> **Brano estratto**
****
Regia di Joel Coen vedi scheda film
“Hudsucker ora è un'opera d'arte astratta sul Madison Avenue. Quello che ci serve è un nuovo presidente, uno che incuta il panico agli azionisti.”
“Una marionetta!”
“Un procuratore!”
“Una pedina!”
“Certo, certo, certo... Un idiota qualunque. Uno che si possa manovrare.”
New York, fine del 1958: Waring Hudsucker (Charles Durning), magnate di una grossa azienda in inarrestabile ascesa, sperimenta una fase di discesa piuttosto rapida, buttandosi all'improvviso dal 44° piano durante un consiglio d'amministrazione.
Il consiglio non va più di tanto nel panico: l'importante è imbastire con abilità un'operazione di aggiotaggio spaventando gli azionisti della ditta e facendo così crollare il valore dei pacchetti azionari, di modo che possano essere riacquistati dai membri stessi del consiglio. Certo, serve un idiota come temporaneo delegato, ma il cinico amministratore Sid Mussburger (Paul Newman) lo individua facilmente in Norville Barnes (Tim Robbins), giovanotto dall'aria un po' tonta, nativo di Muncie nell'Indiana e appena assunto dalla Hudsucker Industries in qualità di smistatore di carte nei gironi infernali del seminterrato.
Il piano di Mussburger funziona alla grande, almeno da principio, grazie anche all'intrusione della giovane e ambiziosa giornalista Amy Archer (Jennifer Jason Leigh), forte di un Premio Pulitzer e di un'autorevolezza indiscutibile. Amy riesce, senza farsi riconoscere, a farsi assumere dall'ingenuo Barnes come segretaria personale e dunque a scrivere dettagliati articoli sull'imbecille a capo della Hudsucker Industries.
Non era previsto, però, che il buon Norville avesse in mente da tempo un'idea niente male: un aggeggio circolare di plastica, riempito di sabbia. Un giochetto per bambini...
****
> **Materiale fornito**
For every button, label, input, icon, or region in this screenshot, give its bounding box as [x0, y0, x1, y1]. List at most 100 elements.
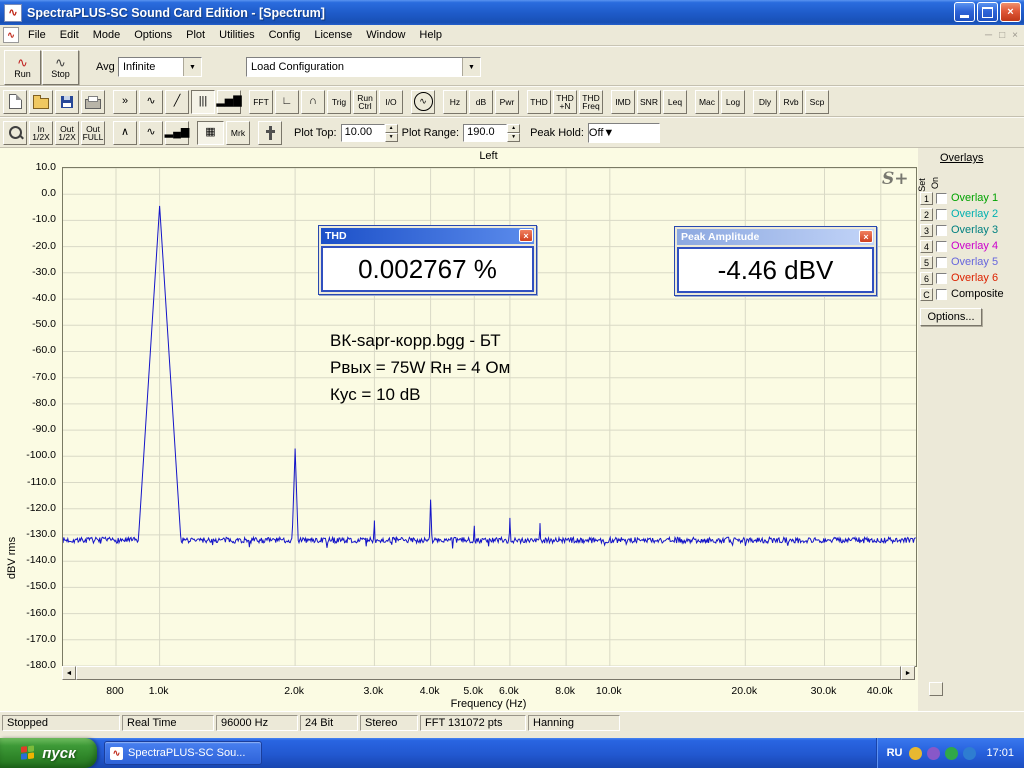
****
> **Cosa chiede l'esercizio**
- A) Secondo il brano sul film di Joel Coen, da quale piano si butta Waring Hudsucker durante il consiglio d'amministrazione?
- B) Scrivi il seguito del brano sul film di Joel Coen, cominciando subito dopo la sua ultima frase.

> **Risposte fornite**
- A) Si butta dal 44° piano.

- B)
Nel 1994 i fratelli Coen si giocano ancora una carta nuova con “Mister Hula Hoop”, commedia studiata per essere un lavoro di alto profilo e che si rivelò un clamoroso fiasco al box-office. Scritto diversi anni prima insieme al regista Sam Raimi, è un film che omaggia, decostruendo e ricostruendo, le commedie americane degli anni '40 e '50, di cui recupera ambientazioni, tematiche e sofisticazione formale, obiettivi a cui i Coen possono giungere senza problemi grazie ad un talento registico ormai splendidamente affinato.
Ciò che fallisce parzialmente in “Mister Hula Hoop”, per quanto possa sembrare paradossale, è la contaminazione personale del genere preso in esame, processo in cui i due sono di consueto dei maestri: se si fa eccezione per una prima parte molto promettente e sospinta, in cui brilla in modo particolare la ricostruzione quasi “Brazil”-esca dei distretti sotterranei della Hudsucker Industries, nella seconda ora il film si sgonfia assai, perdendosi nella prolissità, mostrando la prevedibilità della satira sul capitalismo e vedendo scemare il delizioso humour nero dei Coen. La rivisitazione della screwball comedy classica ha un bell'impatto estetico, è piacevole e tutto quanto, ma graffia meno del previsto e del dovuto.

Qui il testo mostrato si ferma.